EXTRACT PROVIDED:
[Start of section]
Chinese authorities are working hard to improve quality. Fully assembled automobiles by Chinese-owned automobile makers have already begun to developing nations in South America, Africa and the Middle East. Industry analysts say “significant numbers” of automobiles will be shipped from Chinese plants to the U.S. and Europe within three years. Robert A. Lutz, vice chairman of General Motors, says “at least one” Chinese firm will be exporting in five years.
Whatever, General Motors and Ford have their backs to the wall. Ron Gettelfinger, president of the United automobile Workers, last week denounced Daimler’s plans:“The $1.50-to-$1.95-per-hour labor cost in the Chinese automobile industry is not arrived at by any ‘natural’ operations of a free market. It comes by through artificial repression of wages by a brutal regime which outlaws independent trade unions, and jails more labor activists than any country in the world!” China has the largest population in the world that is ambitious, hard working and prone to revolution. Who is to bell the dragon? Americans can fight only one war at a time.
[End of section]
Recorded data:
[Start of section]
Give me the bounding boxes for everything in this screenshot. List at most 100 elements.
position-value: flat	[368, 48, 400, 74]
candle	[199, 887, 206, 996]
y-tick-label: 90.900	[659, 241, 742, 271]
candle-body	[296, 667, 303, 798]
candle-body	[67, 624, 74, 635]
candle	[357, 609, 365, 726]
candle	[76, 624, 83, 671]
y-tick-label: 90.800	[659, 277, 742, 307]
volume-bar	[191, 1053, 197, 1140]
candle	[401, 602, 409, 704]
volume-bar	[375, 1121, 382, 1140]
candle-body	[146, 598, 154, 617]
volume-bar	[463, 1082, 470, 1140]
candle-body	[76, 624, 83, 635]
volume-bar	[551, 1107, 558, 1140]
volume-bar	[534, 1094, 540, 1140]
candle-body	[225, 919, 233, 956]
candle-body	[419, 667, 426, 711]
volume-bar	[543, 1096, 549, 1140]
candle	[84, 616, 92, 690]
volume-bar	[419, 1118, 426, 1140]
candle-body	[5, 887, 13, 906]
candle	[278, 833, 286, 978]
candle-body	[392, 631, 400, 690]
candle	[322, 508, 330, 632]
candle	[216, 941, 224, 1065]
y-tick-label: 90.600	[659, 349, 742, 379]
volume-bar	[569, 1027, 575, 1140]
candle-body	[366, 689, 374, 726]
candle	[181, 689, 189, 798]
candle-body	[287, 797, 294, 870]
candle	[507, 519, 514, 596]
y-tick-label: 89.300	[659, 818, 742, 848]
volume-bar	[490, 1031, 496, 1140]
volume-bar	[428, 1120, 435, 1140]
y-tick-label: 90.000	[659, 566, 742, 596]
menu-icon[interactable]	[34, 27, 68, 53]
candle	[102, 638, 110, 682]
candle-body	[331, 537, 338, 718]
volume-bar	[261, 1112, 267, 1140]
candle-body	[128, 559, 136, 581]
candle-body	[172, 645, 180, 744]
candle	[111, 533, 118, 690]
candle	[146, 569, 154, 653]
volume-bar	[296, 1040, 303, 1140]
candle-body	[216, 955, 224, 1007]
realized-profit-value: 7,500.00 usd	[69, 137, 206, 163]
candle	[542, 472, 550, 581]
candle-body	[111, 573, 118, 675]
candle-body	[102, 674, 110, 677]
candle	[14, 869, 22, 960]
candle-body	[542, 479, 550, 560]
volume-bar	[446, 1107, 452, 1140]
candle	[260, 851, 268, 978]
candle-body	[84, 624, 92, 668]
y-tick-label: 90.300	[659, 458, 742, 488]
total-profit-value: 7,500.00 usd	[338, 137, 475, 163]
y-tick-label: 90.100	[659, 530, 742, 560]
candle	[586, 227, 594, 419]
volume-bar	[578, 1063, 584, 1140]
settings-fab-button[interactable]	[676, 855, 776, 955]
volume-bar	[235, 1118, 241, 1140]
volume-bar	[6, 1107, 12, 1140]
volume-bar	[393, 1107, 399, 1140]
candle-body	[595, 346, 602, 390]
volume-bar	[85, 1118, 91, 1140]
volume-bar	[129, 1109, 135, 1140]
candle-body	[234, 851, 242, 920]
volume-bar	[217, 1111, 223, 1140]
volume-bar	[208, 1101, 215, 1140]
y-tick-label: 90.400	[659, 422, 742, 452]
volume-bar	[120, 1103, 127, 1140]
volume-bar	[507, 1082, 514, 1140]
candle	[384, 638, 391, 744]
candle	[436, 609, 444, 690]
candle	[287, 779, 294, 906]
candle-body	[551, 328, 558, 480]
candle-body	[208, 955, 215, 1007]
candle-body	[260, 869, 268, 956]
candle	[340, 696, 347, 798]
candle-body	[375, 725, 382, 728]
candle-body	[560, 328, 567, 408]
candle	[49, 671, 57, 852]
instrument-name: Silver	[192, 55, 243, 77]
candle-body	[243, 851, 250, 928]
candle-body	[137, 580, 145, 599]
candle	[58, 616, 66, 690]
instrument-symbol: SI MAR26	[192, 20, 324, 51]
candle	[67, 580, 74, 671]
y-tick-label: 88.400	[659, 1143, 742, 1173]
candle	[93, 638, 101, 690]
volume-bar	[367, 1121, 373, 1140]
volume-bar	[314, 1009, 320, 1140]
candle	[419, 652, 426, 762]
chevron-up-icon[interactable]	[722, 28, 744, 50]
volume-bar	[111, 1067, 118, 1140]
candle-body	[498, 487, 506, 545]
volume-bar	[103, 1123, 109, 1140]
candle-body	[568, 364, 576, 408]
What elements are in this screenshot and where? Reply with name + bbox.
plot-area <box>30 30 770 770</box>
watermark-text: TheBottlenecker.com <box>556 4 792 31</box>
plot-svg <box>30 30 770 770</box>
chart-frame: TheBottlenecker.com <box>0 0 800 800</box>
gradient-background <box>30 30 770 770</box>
[End of section]
EXERCISE DIRECTIONS:
Write a continuation of the piece on Chinese automobile exports and the U.S. carmakers, starting after its last sentence. The entries have nothing to do with this.

ANSWER SPACE:
An improving economy in China eventually will bring competition for labor and market. One may not like the level, or time requirement, but the alternatives are more unpalatable. Automobile stocks declined sharply, but recovered when famed investor Kirk Kerkorian bought 22 million shares of GM shares on the open market and offered to buy 28 million more. It cited their financial commitments to retirees for exceptional pension and health care costs. GM is said to be the nation’s largest private health-care provider with l.1 million workers, retirees and their families. Industry analysts blame sluggish GM and Ford sales on high gasoline prices and emphasis on oversize automobiles with poor mileage. G.M, Ford, and the UAW will huff and puff, but they will build more efficient automobiles at lower labor costs. They have no other choice. Charles E. Wilson, chief executive officer of G.M. in 1953, had it right when he famously declared – to great criticism: “What is good for the country is good for General Motors, and vice versa.”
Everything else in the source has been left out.